→ WHAT TO PRODUCE: In this exercise, return the whole listing exactly, excluding any images.

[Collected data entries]
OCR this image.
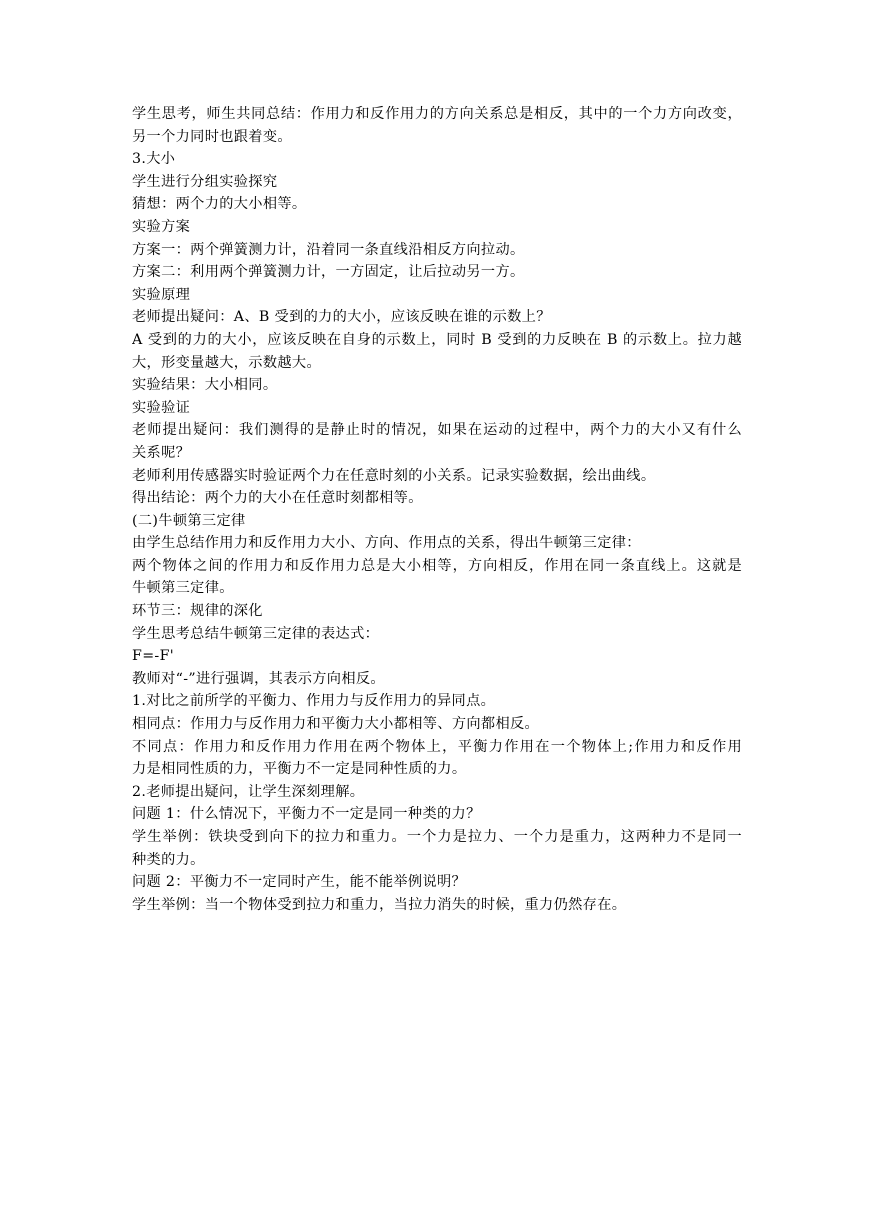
学生思考，师生共同总结：作用力和反作用力的方向关系总是相反，其中的一个力方向改变，
另一个力同时也跟着变。
3.大小
学生进行分组实验探究
猜想：两个力的大小相等。
实验方案
方案一：两个弹簧测力计，沿着同一条直线沿相反方向拉动。
方案二：利用两个弹簧测力计，一方固定，让后拉动另一方。
实验原理
老师提出疑问：A、B 受到的力的大小，应该反映在谁的示数上？
A 受到的力的大小，应该反映在自身的示数上，同时 B 受到的力反映在 B 的示数上。拉力越
大，形变量越大，示数越大。
实验结果：大小相同。
实验验证
老师提出疑问：我们测得的是静止时的情况，如果在运动的过程中，两个力的大小又有什么
关系呢？
老师利用传感器实时验证两个力在任意时刻的小关系。记录实验数据，绘出曲线。
得出结论：两个力的大小在任意时刻都相等。
(二)牛顿第三定律
由学生总结作用力和反作用力大小、方向、作用点的关系，得出牛顿第三定律：
两个物体之间的作用力和反作用力总是大小相等，方向相反，作用在同一条直线上。这就是
牛顿第三定律。
环节三：规律的深化
学生思考总结牛顿第三定律的表达式：
F=-F'
教师对“-”进行强调，其表示方向相反。
1.对比之前所学的平衡力、作用力与反作用力的异同点。
相同点：作用力与反作用力和平衡力大小都相等、方向都相反。
不同点：作用力和反作用力作用在两个物体上，平衡力作用在一个物体上;作用力和反作用
力是相同性质的力，平衡力不一定是同种性质的力。
2.老师提出疑问，让学生深刻理解。
问题 1：什么情况下，平衡力不一定是同一种类的力？
学生举例：铁块受到向下的拉力和重力。一个力是拉力、一个力是重力，这两种力不是同一
种类的力。
问题 2：平衡力不一定同时产生，能不能举例说明？
学生举例：当一个物体受到拉力和重力，当拉力消失的时候，重力仍然存在。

→ THE ANSWER:
OCR this image.
学生思考，师生共同总结：作用力和反作用力的方向关系总是相反，其中的一个力方向改变，
另一个力同时也跟着变。
3.大小
学生进行分组实验探究
猜想：两个力的大小相等。
实验方案
方案一：两个弹簧测力计，沿着同一条直线沿相反方向拉动。
方案二：利用两个弹簧测力计，一方固定，让后拉动另一方。
实验原理
老师提出疑问：A、B 受到的力的大小，应该反映在谁的示数上？
A 受到的力的大小，应该反映在自身的示数上，同时 B 受到的力反映在 B 的示数上。拉力越
大，形变量越大，示数越大。
实验结果：大小相同。
实验验证
老师提出疑问：我们测得的是静止时的情况，如果在运动的过程中，两个力的大小又有什么
关系呢？
老师利用传感器实时验证两个力在任意时刻的小关系。记录实验数据，绘出曲线。
得出结论：两个力的大小在任意时刻都相等。
(二)牛顿第三定律
由学生总结作用力和反作用力大小、方向、作用点的关系，得出牛顿第三定律：
两个物体之间的作用力和反作用力总是大小相等，方向相反，作用在同一条直线上。这就是
牛顿第三定律。
环节三：规律的深化
学生思考总结牛顿第三定律的表达式：
F=-F'
教师对“-”进行强调，其表示方向相反。
1.对比之前所学的平衡力、作用力与反作用力的异同点。
相同点：作用力与反作用力和平衡力大小都相等、方向都相反。
不同点：作用力和反作用力作用在两个物体上，平衡力作用在一个物体上;作用力和反作用
力是相同性质的力，平衡力不一定是同种性质的力。
2.老师提出疑问，让学生深刻理解。
问题 1：什么情况下，平衡力不一定是同一种类的力？
学生举例：铁块受到向下的拉力和重力。一个力是拉力、一个力是重力，这两种力不是同一
种类的力。
问题 2：平衡力不一定同时产生，能不能举例说明？
学生举例：当一个物体受到拉力和重力，当拉力消失的时候，重力仍然存在。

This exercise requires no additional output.